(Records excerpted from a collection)
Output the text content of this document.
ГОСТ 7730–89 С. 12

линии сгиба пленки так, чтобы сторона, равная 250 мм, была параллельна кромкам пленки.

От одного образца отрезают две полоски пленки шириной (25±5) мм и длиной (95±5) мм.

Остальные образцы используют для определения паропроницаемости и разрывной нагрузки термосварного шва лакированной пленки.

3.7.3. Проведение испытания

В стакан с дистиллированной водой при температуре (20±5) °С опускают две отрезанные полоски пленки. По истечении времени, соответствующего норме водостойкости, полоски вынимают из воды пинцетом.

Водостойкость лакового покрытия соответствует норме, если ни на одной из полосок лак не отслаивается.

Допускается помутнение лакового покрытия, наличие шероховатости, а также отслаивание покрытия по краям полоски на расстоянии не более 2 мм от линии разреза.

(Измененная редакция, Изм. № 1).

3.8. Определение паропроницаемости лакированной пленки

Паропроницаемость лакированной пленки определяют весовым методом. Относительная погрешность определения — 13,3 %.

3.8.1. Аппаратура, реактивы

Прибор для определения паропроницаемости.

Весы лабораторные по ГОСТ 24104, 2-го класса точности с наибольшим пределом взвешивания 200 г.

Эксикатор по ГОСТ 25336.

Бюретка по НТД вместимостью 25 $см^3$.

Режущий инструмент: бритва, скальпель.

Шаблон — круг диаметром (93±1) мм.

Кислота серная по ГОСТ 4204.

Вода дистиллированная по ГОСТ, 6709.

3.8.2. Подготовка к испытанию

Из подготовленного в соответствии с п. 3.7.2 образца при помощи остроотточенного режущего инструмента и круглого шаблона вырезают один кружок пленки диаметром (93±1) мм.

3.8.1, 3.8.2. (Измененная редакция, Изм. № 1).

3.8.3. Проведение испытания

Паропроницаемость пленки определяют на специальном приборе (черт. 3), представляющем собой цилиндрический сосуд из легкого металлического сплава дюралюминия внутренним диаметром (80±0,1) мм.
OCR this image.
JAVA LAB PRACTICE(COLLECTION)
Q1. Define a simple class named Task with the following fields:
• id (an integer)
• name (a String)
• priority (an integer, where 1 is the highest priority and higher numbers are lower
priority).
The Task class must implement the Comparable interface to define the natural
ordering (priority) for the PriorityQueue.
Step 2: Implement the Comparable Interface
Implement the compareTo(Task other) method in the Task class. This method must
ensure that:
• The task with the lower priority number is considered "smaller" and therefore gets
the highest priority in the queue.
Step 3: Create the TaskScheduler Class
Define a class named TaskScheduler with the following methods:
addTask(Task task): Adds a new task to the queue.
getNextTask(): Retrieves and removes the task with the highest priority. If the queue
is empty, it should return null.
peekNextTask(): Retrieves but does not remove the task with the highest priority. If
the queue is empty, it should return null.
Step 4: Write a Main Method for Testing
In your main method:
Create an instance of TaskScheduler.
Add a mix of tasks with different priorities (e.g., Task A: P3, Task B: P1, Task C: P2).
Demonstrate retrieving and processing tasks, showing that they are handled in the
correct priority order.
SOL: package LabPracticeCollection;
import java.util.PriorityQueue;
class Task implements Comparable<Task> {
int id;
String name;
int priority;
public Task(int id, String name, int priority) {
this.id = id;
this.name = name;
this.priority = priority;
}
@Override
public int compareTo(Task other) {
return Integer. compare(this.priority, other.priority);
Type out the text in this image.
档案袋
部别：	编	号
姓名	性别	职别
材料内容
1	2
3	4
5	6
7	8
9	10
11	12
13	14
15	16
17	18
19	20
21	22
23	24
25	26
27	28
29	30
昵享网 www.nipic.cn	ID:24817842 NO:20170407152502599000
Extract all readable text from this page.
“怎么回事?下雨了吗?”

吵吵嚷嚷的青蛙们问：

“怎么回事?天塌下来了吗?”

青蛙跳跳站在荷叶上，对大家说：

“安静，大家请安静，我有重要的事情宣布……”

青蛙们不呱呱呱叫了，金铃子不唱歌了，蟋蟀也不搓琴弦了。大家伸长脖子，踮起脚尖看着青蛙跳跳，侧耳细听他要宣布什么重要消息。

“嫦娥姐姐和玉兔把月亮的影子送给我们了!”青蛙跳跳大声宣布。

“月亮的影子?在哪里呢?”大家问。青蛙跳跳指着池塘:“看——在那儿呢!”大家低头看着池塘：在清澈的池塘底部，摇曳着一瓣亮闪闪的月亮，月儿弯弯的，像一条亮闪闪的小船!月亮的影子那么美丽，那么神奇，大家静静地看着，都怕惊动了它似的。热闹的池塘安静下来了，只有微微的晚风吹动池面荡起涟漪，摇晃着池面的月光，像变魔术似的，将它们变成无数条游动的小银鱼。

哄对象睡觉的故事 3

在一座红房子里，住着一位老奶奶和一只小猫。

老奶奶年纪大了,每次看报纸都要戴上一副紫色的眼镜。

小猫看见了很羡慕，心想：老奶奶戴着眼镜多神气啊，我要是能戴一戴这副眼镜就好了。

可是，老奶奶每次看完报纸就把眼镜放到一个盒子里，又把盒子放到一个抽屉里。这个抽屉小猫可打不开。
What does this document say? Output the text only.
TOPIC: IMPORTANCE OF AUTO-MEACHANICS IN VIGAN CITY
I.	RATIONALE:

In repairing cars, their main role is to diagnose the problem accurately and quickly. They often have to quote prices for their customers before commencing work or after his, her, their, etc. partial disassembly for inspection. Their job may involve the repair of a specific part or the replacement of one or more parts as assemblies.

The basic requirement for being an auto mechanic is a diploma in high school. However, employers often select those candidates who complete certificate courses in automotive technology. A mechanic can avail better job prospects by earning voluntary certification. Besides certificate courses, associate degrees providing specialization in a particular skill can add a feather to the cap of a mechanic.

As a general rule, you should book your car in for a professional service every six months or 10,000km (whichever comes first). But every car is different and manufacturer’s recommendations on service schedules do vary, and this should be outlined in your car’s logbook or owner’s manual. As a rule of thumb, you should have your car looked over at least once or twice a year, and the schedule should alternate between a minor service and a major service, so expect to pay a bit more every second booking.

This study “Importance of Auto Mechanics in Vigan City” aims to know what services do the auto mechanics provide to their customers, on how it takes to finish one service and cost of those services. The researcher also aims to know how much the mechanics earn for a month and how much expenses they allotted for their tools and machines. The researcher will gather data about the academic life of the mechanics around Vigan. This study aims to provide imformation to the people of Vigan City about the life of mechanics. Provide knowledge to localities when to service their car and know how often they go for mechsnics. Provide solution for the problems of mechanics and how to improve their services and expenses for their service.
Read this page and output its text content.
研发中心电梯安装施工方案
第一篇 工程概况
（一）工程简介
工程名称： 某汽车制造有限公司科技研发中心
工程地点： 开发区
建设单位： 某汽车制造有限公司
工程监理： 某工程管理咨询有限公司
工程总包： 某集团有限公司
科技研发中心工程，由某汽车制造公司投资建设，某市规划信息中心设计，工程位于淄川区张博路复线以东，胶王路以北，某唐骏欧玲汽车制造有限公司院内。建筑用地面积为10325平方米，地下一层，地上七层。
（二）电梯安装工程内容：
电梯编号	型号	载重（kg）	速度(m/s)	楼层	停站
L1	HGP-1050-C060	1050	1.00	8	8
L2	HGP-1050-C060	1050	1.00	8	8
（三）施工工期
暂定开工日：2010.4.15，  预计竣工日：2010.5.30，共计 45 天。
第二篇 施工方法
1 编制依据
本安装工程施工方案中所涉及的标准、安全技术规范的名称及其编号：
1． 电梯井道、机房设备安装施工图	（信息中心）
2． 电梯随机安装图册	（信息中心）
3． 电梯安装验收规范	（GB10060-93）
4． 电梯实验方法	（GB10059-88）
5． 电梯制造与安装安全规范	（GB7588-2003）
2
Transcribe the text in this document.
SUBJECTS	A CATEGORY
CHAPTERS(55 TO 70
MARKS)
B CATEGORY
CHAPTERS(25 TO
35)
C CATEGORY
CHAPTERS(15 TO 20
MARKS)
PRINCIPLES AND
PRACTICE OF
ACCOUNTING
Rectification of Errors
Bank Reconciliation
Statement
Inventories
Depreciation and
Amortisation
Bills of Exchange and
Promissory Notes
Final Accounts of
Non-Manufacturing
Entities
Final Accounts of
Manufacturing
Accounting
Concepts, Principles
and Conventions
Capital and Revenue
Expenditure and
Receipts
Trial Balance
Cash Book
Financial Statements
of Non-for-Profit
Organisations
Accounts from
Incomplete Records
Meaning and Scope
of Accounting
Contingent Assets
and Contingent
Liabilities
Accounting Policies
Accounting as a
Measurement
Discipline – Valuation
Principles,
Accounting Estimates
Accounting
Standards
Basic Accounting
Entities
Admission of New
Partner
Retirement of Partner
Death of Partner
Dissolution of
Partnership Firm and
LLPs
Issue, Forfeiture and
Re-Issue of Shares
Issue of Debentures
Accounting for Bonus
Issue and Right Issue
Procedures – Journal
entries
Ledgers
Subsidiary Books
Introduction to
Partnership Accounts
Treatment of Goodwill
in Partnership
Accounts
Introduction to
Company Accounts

#### WHAT THE TASK ASKS:
Filter the entries down to the lines with the word "покрытия" in them.

#### SOLUTION FOR THIS PROBLEM:
Водостойкость лакового покрытия соответствует норме, если ни на одной из полосок лак не отслаивается.
Допускается помутнение лакового покрытия, наличие шероховатости, а также отслаивание покрытия по краям полоски на расстоянии не более 2 мм от линии разреза.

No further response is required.